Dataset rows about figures
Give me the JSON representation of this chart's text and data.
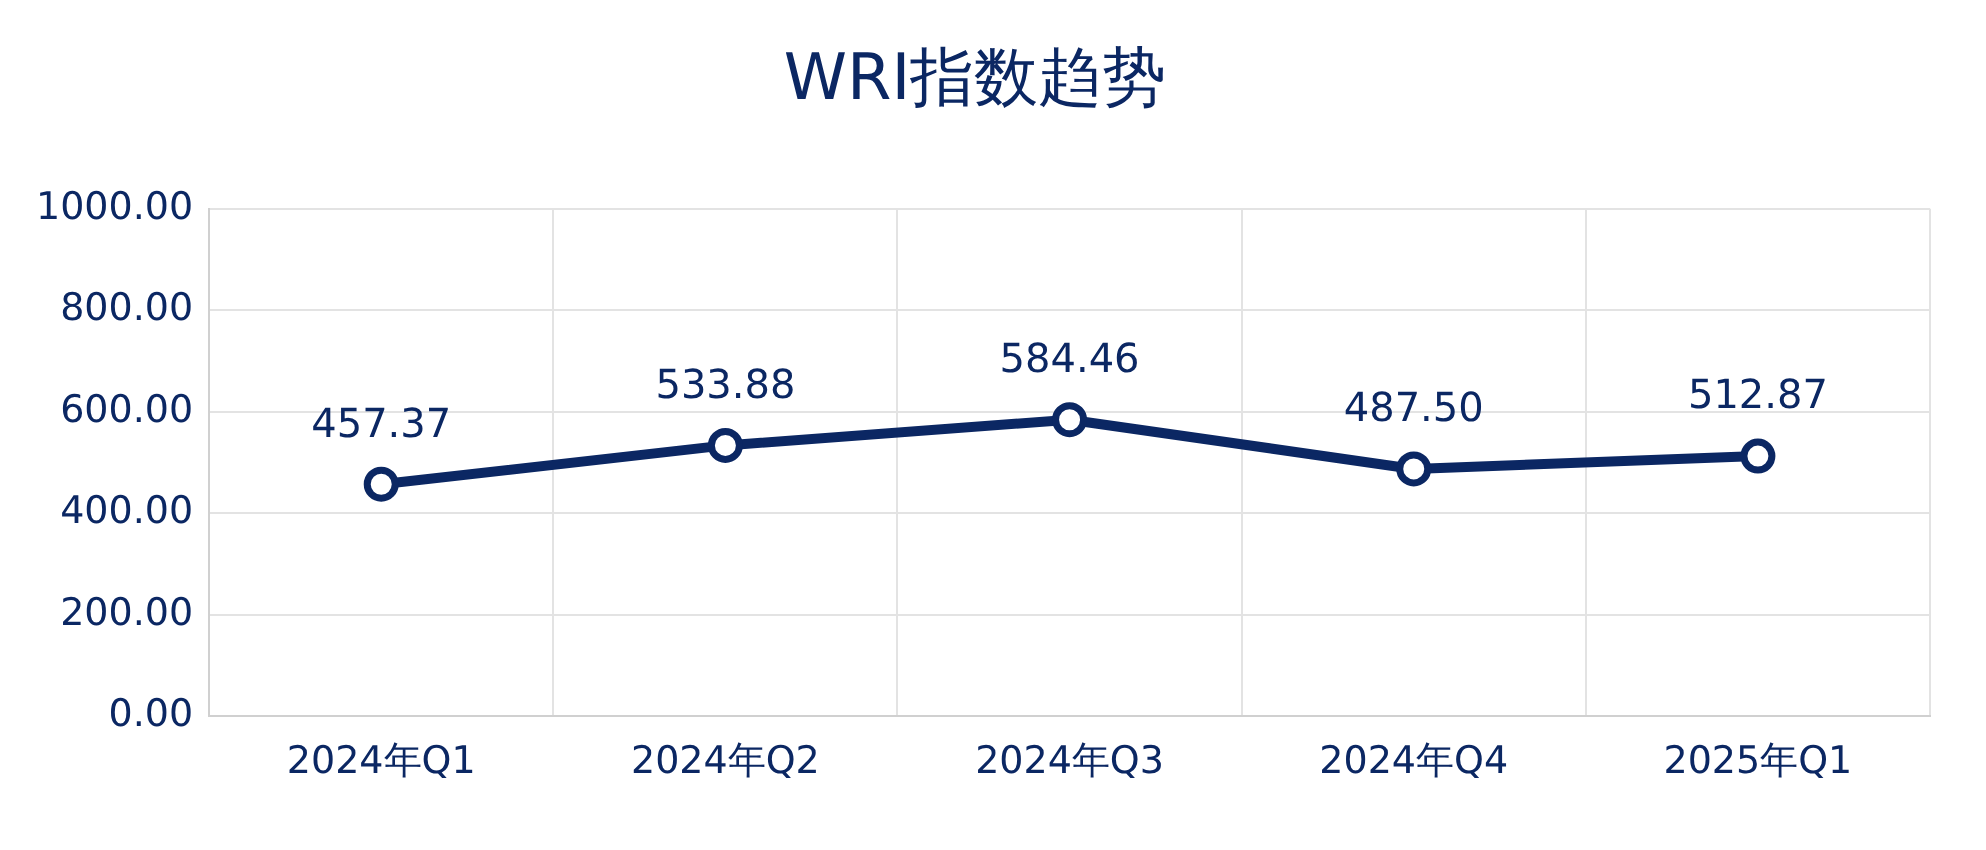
{
  "chart_data": {
    "type": "line",
    "title": "WRI指数趋势",
    "categories": [
      "2024年Q1",
      "2024年Q2",
      "2024年Q3",
      "2024年Q4",
      "2025年Q1"
    ],
    "series": [
      {
        "color": "#0b2763",
        "values": [
          457.37,
          533.88,
          584.46,
          487.5,
          512.87
        ],
        "value_labels": [
          "457.37",
          "533.88",
          "584.46",
          "487.50",
          "512.87"
        ]
      }
    ],
    "ylim": [
      0,
      1000
    ],
    "yticks": [
      {
        "value": 0,
        "label": "0.00"
      },
      {
        "value": 200,
        "label": "200.00"
      },
      {
        "value": 400,
        "label": "400.00"
      },
      {
        "value": 600,
        "label": "600.00"
      },
      {
        "value": 800,
        "label": "800.00"
      },
      {
        "value": 1000,
        "label": "1000.00"
      }
    ],
    "grid": true,
    "legend": false,
    "marker": "circle",
    "line_style": "solid"
  }
}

◆ Goal
Leave the pictures out, and transcribe each of the records exactly.

◆ Solution below
Give me the JSON representation of this chart's text and data.
{
  "chart_data": {
    "type": "line",
    "title": "WRI指数趋势",
    "categories": [
      "2024年Q1",
      "2024年Q2",
      "2024年Q3",
      "2024年Q4",
      "2025年Q1"
    ],
    "series": [
      {
        "color": "#0b2763",
        "values": [
          457.37,
          533.88,
          584.46,
          487.5,
          512.87
        ],
        "value_labels": [
          "457.37",
          "533.88",
          "584.46",
          "487.50",
          "512.87"
        ]
      }
    ],
    "ylim": [
      0,
      1000
    ],
    "yticks": [
      {
        "value": 0,
        "label": "0.00"
      },
      {
        "value": 200,
        "label": "200.00"
      },
      {
        "value": 400,
        "label": "400.00"
      },
      {
        "value": 600,
        "label": "600.00"
      },
      {
        "value": 800,
        "label": "800.00"
      },
      {
        "value": 1000,
        "label": "1000.00"
      }
    ],
    "grid": true,
    "legend": false,
    "marker": "circle",
    "line_style": "solid"
  }
}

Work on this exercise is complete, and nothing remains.